Turn every line of all the rows below into a JSON list of strings, one string per line, and leave out the blank lines.

▬▬▬

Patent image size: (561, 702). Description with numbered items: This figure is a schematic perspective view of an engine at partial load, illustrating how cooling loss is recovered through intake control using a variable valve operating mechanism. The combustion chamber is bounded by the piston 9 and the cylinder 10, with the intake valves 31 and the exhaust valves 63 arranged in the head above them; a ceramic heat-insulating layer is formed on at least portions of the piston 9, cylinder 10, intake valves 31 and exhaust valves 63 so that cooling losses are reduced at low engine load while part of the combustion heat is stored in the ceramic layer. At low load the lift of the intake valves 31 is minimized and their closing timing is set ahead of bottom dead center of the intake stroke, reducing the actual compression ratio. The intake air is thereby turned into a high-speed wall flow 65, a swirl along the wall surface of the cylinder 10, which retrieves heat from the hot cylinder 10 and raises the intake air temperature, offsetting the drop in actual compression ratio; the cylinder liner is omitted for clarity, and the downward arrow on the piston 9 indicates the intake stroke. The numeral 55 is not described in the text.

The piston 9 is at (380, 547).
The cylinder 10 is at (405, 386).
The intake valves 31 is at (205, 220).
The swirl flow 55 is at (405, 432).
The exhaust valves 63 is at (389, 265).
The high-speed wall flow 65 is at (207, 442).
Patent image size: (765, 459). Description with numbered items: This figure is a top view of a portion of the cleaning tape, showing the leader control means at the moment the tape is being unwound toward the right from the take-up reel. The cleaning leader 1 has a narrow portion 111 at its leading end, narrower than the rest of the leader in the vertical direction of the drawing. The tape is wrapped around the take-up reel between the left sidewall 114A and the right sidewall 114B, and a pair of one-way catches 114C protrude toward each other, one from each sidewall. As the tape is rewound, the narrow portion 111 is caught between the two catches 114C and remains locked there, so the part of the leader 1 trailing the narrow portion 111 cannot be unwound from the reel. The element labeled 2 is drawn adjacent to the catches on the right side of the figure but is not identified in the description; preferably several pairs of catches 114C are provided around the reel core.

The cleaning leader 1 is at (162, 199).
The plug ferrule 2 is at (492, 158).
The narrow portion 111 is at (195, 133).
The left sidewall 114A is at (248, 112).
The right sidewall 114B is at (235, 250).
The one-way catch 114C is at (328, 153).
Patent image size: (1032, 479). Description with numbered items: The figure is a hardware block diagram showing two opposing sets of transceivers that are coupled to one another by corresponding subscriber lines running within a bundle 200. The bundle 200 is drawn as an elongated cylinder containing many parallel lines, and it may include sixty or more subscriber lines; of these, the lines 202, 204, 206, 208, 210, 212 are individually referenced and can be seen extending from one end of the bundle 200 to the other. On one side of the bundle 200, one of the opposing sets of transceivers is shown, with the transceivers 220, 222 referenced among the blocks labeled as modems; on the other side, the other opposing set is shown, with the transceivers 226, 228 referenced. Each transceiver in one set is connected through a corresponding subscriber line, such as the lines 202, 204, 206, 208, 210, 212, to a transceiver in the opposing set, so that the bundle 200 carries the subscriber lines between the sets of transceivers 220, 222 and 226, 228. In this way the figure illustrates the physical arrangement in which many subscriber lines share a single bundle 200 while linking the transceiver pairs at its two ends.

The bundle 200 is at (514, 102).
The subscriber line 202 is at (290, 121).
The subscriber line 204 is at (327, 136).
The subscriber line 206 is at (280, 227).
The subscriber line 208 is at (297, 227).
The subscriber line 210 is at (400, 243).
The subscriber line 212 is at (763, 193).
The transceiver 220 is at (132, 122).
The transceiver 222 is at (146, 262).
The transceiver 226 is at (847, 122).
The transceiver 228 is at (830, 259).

▬▬▬

▶ **RESPONSE BELOW**:
[
  "Patent image size: (561, 702). Description with numbered items: This figure is a schematic perspective view of an engine at partial load, illustrating how cooling loss is recovered through intake control using a variable valve operating mechanism. The combustion chamber is bounded by the piston 9 and the cylinder 10, with the intake valves 31 and the exhaust valves 63 arranged in the head above them; a ceramic heat-insulating layer is formed on at least portions of the piston 9, cylinder 10, intake valves 31 and exhaust valves 63 so that cooling losses are reduced at low engine load while part of the combustion heat is stored in the ceramic layer. At low load the lift of the intake valves 31 is minimized and their closing timing is set ahead of bottom dead center of the intake stroke, reducing the actual compression ratio. The intake air is thereby turned into a high-speed wall flow 65, a swirl along the wall surface of the cylinder 10, which retrieves heat from the hot cylinder 10 and raises the intake air temperature, offsetting the drop in actual compression ratio; the cylinder liner is omitted for clarity, and the downward arrow on the piston 9 indicates the intake stroke. The numeral 55 is not described in the text.",
  "The piston 9 is at (380, 547).",
  "The cylinder 10 is at (405, 386).",
  "The intake valves 31 is at (205, 220).",
  "The swirl flow 55 is at (405, 432).",
  "The exhaust valves 63 is at (389, 265).",
  "The high-speed wall flow 65 is at (207, 442).",
  "Patent image size: (765, 459). Description with numbered items: This figure is a top view of a portion of the cleaning tape, showing the leader control means at the moment the tape is being unwound toward the right from the take-up reel. The cleaning leader 1 has a narrow portion 111 at its leading end, narrower than the rest of the leader in the vertical direction of the drawing. The tape is wrapped around the take-up reel between the left sidewall 114A and the right sidewall 114B, and a pair of one-way catches 114C protrude toward each other, one from each sidewall. As the tape is rewound, the narrow portion 111 is caught between the two catches 114C and remains locked there, so the part of the leader 1 trailing the narrow portion 111 cannot be unwound from the reel. The element labeled 2 is drawn adjacent to the catches on the right side of the figure but is not identified in the description; preferably several pairs of catches 114C are provided around the reel core.",
  "The cleaning leader 1 is at (162, 199).",
  "The plug ferrule 2 is at (492, 158).",
  "The narrow portion 111 is at (195, 133).",
  "The left sidewall 114A is at (248, 112).",
  "The right sidewall 114B is at (235, 250).",
  "The one-way catch 114C is at (328, 153).",
  "Patent image size: (1032, 479). Description with numbered items: The figure is a hardware block diagram showing two opposing sets of transceivers that are coupled to one another by corresponding subscriber lines running within a bundle 200. The bundle 200 is drawn as an elongated cylinder containing many parallel lines, and it may include sixty or more subscriber lines; of these, the lines 202, 204, 206, 208, 210, 212 are individually referenced and can be seen extending from one end of the bundle 200 to the other. On one side of the bundle 200, one of the opposing sets of transceivers is shown, with the transceivers 220, 222 referenced among the blocks labeled as modems; on the other side, the other opposing set is shown, with the transceivers 226, 228 referenced. Each transceiver in one set is connected through a corresponding subscriber line, such as the lines 202, 204, 206, 208, 210, 212, to a transceiver in the opposing set, so that the bundle 200 carries the subscriber lines between the sets of transceivers 220, 222 and 226, 228. In this way the figure illustrates the physical arrangement in which many subscriber lines share a single bundle 200 while linking the transceiver pairs at its two ends.",
  "The bundle 200 is at (514, 102).",
  "The subscriber line 202 is at (290, 121).",
  "The subscriber line 204 is at (327, 136).",
  "The subscriber line 206 is at (280, 227).",
  "The subscriber line 208 is at (297, 227).",
  "The subscriber line 210 is at (400, 243).",
  "The subscriber line 212 is at (763, 193).",
  "The transceiver 220 is at (132, 122).",
  "The transceiver 222 is at (146, 262).",
  "The transceiver 226 is at (847, 122).",
  "The transceiver 228 is at (830, 259)."
]